Exercise goal: Search the data for the word "Time" and copy every line that contains it.

Supplied material:

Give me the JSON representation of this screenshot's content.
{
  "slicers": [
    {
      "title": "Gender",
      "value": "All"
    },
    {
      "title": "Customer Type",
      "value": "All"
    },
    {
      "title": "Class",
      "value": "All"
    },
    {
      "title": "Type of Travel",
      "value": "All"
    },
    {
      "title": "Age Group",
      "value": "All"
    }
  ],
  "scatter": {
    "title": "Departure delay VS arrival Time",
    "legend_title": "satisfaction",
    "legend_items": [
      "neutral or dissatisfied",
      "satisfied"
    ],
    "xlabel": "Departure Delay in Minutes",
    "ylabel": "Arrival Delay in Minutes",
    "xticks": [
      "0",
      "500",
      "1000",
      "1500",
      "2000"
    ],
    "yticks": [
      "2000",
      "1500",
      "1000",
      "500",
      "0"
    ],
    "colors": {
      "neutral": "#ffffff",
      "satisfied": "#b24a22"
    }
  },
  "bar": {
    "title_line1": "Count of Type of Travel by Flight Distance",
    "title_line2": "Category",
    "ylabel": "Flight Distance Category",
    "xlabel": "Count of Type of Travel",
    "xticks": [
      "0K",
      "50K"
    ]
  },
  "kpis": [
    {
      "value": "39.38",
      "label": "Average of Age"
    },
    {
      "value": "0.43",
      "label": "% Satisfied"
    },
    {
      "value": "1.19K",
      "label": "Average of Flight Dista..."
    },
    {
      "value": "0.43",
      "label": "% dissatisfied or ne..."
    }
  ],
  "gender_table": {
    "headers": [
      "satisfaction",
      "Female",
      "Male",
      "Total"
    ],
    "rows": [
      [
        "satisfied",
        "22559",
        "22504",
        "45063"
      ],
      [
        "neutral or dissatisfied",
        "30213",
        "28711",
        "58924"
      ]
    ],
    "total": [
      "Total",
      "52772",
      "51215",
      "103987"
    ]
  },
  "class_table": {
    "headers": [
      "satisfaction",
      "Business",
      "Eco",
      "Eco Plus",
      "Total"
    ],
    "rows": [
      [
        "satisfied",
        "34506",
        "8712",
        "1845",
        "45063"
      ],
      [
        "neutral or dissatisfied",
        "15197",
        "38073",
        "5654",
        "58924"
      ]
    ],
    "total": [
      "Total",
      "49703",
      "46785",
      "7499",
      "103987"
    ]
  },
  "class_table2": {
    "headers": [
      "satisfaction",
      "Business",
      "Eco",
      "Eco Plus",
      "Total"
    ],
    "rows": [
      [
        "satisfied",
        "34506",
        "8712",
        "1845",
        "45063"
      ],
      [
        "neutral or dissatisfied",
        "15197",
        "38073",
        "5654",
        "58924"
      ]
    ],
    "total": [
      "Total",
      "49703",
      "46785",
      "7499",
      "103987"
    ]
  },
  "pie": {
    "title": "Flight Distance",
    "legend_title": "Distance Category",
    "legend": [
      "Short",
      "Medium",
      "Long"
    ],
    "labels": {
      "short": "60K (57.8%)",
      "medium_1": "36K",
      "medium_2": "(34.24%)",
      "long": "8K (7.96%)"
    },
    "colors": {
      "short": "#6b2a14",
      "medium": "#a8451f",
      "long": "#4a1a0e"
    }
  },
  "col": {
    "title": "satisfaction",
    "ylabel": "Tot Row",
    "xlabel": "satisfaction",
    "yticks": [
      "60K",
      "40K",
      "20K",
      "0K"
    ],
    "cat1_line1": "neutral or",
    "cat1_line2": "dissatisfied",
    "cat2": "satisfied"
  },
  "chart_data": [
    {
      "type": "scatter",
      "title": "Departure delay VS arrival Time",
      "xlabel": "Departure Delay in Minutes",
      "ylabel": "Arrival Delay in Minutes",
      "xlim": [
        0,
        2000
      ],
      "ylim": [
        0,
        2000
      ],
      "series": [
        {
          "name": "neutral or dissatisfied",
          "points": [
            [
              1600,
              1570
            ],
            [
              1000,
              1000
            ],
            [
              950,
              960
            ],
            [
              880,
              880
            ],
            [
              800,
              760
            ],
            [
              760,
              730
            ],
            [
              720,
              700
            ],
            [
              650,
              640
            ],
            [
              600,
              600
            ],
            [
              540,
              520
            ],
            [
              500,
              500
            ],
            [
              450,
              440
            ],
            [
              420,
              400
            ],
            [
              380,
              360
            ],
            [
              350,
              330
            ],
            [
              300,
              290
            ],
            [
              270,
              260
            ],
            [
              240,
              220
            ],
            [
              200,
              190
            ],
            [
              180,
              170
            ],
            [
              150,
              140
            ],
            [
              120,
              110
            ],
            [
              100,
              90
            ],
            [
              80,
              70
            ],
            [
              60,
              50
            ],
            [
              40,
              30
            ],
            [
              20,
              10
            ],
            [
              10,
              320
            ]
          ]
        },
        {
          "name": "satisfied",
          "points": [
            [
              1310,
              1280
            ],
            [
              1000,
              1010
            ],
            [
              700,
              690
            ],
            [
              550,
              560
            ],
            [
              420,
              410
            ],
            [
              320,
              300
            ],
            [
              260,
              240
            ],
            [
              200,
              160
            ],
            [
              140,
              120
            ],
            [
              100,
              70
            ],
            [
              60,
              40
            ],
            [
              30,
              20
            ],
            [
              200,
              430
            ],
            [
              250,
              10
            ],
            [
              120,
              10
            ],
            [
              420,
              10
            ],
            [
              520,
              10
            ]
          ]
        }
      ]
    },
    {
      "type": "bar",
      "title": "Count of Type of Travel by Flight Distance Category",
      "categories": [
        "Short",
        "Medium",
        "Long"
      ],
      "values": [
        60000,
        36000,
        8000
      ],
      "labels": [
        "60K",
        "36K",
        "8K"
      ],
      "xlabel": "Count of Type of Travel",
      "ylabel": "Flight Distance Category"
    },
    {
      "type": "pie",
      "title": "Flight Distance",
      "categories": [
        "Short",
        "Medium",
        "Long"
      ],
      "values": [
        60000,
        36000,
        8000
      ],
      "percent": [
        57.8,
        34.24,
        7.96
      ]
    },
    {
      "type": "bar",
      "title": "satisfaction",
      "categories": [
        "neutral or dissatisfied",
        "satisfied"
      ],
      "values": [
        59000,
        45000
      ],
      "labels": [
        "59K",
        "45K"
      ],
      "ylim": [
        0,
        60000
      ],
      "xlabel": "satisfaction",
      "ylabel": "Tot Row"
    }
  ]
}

Complete response:
    "title": "Departure delay VS arrival Time",
      "title": "Departure delay VS arrival Time",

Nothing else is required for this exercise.